-- start of SOURCE MATERIAL --

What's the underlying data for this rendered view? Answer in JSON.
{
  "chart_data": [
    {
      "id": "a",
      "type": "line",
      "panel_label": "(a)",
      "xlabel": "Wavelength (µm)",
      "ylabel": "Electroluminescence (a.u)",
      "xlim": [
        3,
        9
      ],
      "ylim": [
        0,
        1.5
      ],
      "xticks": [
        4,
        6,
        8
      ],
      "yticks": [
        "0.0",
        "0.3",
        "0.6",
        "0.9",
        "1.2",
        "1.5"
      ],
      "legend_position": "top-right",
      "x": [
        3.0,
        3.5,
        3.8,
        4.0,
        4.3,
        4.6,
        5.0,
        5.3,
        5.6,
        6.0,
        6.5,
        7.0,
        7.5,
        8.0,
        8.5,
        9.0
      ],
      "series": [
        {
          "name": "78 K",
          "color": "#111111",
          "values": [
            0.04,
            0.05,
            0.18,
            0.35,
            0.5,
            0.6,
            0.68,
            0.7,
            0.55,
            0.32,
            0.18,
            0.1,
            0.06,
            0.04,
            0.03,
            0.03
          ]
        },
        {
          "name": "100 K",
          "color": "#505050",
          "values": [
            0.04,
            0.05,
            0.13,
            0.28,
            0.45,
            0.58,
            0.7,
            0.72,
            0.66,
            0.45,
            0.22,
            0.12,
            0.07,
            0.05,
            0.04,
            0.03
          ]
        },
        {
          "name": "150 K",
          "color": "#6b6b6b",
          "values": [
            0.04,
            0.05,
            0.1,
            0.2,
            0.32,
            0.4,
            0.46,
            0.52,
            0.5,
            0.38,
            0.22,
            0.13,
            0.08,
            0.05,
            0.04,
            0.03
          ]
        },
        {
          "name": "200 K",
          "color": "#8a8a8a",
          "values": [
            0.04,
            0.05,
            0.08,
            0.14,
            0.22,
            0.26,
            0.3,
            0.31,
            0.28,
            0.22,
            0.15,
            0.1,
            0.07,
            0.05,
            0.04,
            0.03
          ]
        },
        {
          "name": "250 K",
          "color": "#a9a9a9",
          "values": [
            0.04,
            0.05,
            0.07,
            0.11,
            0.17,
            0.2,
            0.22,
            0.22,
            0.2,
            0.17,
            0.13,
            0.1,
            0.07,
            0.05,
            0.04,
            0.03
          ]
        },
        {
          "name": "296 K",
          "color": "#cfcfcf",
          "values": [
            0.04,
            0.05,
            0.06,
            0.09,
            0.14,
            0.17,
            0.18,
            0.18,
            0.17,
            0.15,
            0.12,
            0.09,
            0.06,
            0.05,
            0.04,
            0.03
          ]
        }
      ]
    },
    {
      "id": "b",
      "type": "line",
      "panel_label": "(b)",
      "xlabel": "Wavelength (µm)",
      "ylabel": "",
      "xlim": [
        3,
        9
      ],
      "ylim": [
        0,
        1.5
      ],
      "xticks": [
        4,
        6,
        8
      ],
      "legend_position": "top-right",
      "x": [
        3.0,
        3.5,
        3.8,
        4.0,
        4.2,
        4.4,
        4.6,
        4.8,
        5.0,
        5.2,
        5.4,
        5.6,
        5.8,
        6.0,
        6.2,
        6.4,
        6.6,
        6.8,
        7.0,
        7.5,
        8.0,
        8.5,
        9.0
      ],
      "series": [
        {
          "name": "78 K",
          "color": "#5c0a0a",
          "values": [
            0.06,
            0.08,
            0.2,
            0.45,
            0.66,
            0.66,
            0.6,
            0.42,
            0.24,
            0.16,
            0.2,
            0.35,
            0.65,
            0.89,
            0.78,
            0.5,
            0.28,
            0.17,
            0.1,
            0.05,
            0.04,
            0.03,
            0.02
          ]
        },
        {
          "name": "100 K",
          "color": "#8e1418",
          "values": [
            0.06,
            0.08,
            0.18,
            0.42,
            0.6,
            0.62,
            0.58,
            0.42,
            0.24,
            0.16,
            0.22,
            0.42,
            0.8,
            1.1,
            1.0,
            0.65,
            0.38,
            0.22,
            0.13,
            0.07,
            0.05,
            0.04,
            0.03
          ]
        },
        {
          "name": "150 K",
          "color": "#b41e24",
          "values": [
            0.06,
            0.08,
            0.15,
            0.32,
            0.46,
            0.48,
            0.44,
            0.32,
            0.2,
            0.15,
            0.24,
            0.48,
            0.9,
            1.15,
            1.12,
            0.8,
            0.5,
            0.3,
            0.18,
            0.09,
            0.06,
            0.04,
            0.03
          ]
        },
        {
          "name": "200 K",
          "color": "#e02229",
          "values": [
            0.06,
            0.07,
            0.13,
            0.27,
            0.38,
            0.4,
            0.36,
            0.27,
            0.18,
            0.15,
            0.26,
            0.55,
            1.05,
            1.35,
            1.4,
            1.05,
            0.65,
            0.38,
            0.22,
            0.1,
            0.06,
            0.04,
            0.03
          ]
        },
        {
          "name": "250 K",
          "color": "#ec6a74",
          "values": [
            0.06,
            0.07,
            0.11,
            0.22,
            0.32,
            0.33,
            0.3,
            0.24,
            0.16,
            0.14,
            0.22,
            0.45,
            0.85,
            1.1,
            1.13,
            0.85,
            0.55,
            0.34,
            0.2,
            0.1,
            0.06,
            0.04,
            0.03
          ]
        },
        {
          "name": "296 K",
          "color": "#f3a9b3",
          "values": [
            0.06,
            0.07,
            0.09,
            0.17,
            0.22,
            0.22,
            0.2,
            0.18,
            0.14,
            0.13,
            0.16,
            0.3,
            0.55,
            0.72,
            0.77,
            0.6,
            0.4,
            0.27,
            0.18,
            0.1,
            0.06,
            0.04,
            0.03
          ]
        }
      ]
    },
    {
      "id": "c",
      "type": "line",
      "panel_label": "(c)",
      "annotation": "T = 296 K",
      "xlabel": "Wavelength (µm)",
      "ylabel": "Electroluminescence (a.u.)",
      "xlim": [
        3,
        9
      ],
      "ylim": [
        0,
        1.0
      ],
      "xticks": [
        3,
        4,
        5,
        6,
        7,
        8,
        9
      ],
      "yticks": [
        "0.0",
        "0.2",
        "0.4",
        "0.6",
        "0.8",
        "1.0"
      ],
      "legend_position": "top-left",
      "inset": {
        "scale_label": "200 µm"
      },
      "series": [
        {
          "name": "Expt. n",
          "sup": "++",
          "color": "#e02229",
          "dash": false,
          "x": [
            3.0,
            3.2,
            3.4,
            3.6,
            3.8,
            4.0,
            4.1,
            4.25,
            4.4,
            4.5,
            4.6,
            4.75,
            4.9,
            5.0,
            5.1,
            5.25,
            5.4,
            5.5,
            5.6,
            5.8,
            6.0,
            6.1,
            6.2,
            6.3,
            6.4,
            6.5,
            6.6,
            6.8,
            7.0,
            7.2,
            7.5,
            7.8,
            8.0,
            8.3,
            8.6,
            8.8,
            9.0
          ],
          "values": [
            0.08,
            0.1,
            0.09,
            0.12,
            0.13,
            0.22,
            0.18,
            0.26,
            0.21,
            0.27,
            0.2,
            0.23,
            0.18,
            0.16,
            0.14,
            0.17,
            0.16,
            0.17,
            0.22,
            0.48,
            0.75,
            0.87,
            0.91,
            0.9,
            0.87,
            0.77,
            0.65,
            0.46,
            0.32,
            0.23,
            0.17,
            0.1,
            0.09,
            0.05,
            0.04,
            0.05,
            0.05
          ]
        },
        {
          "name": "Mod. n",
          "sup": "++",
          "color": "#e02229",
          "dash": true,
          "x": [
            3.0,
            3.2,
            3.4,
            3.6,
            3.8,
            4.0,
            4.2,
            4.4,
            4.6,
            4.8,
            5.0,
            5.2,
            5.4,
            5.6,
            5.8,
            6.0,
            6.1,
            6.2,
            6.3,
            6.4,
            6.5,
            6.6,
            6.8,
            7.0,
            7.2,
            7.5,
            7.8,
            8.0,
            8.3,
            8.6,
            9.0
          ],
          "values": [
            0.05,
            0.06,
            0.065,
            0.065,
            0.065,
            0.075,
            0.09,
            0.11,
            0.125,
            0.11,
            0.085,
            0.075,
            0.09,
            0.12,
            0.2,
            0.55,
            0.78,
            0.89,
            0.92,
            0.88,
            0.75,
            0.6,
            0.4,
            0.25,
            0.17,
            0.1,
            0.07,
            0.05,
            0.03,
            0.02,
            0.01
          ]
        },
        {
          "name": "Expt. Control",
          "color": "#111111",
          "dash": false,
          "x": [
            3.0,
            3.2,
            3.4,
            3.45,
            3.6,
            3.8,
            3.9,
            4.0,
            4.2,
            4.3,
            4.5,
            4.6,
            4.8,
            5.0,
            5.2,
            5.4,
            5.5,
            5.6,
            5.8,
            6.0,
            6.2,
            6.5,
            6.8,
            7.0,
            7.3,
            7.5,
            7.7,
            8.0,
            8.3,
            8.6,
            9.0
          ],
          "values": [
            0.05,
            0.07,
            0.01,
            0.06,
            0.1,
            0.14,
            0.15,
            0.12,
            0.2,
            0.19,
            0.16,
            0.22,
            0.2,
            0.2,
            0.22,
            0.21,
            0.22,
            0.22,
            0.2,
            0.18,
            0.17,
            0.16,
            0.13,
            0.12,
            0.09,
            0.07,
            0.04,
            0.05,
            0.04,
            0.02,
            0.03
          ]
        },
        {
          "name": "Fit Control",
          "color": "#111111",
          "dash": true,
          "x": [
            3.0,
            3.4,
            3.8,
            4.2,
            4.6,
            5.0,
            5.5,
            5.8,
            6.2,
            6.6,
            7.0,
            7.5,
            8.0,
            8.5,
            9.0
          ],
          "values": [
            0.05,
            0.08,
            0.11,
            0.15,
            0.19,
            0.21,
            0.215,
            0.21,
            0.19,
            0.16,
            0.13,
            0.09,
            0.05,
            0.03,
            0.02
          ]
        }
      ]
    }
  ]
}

-- end of SOURCE MATERIAL --

TASK DIRECTIONS: Copy all lines from the material that include "Electroluminescence".

RESPONSE TO THE EXERCISE:
      "ylabel": "Electroluminescence (a.u)",
      "ylabel": "Electroluminescence (a.u.)",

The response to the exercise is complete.